BRIEF:
Produce an exact copy of all the data below, dropping every image.

ITEMS:
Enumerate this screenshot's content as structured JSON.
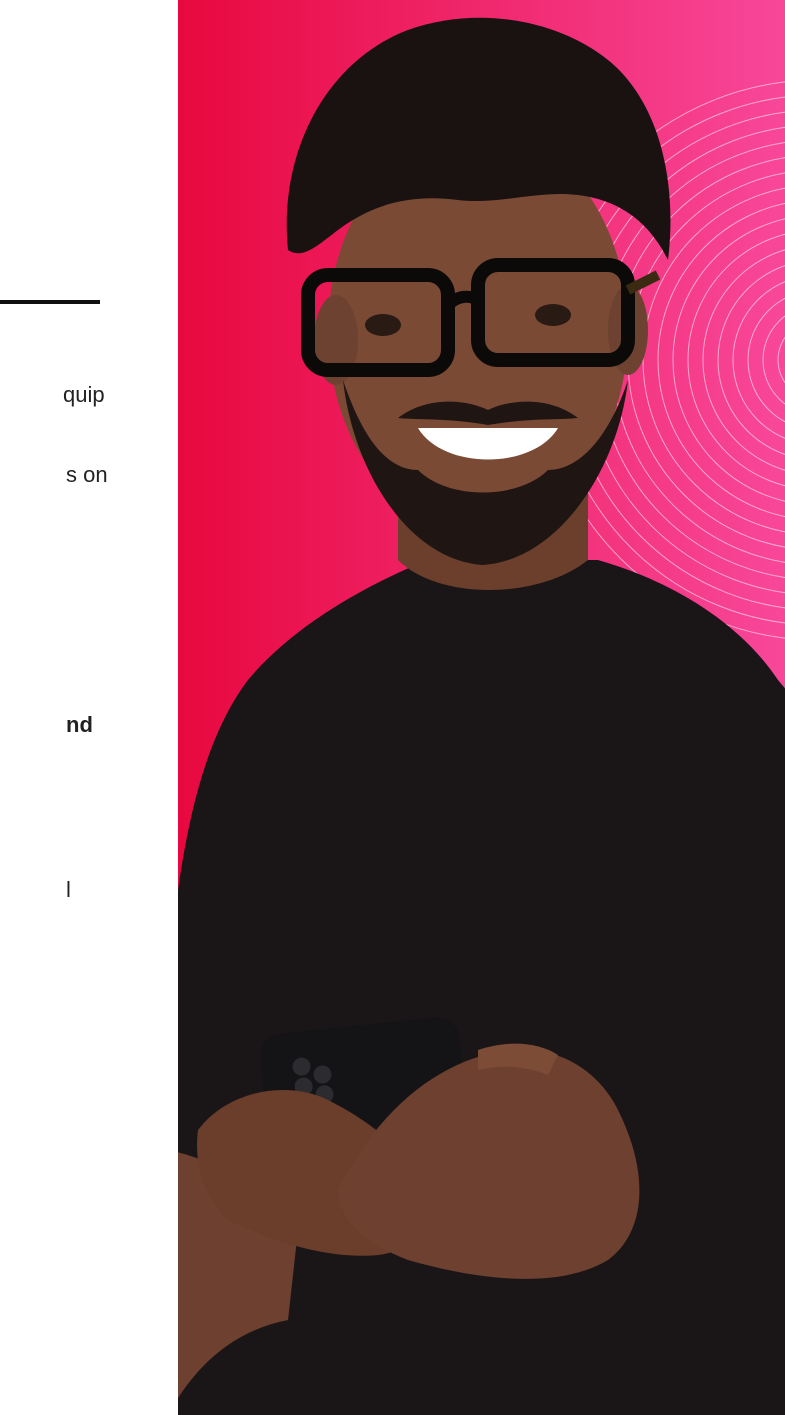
{
  "left_column": {
    "fragments": [
      "quip",
      "s on",
      "nd",
      "l"
    ]
  },
  "hero": {
    "image_description_icon": "person-photo",
    "colors": {
      "gradient_start": "#e8083f",
      "gradient_end": "#f8479a",
      "shirt": "#1a1618",
      "skin": "#7a4a35",
      "hair": "#1a1210",
      "phone": "#141416",
      "rings": "#ffffff"
    }
  }
}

CORRECT RESULT:
Enumerate this screenshot's content as structured JSON.
{
  "left_column": {
    "fragments": [
      "quip",
      "s on",
      "nd",
      "l"
    ]
  },
  "hero": {
    "image_description_icon": "person-photo",
    "colors": {
      "gradient_start": "#e8083f",
      "gradient_end": "#f8479a",
      "shirt": "#1a1618",
      "skin": "#7a4a35",
      "hair": "#1a1210",
      "phone": "#141416",
      "rings": "#ffffff"
    }
  }
}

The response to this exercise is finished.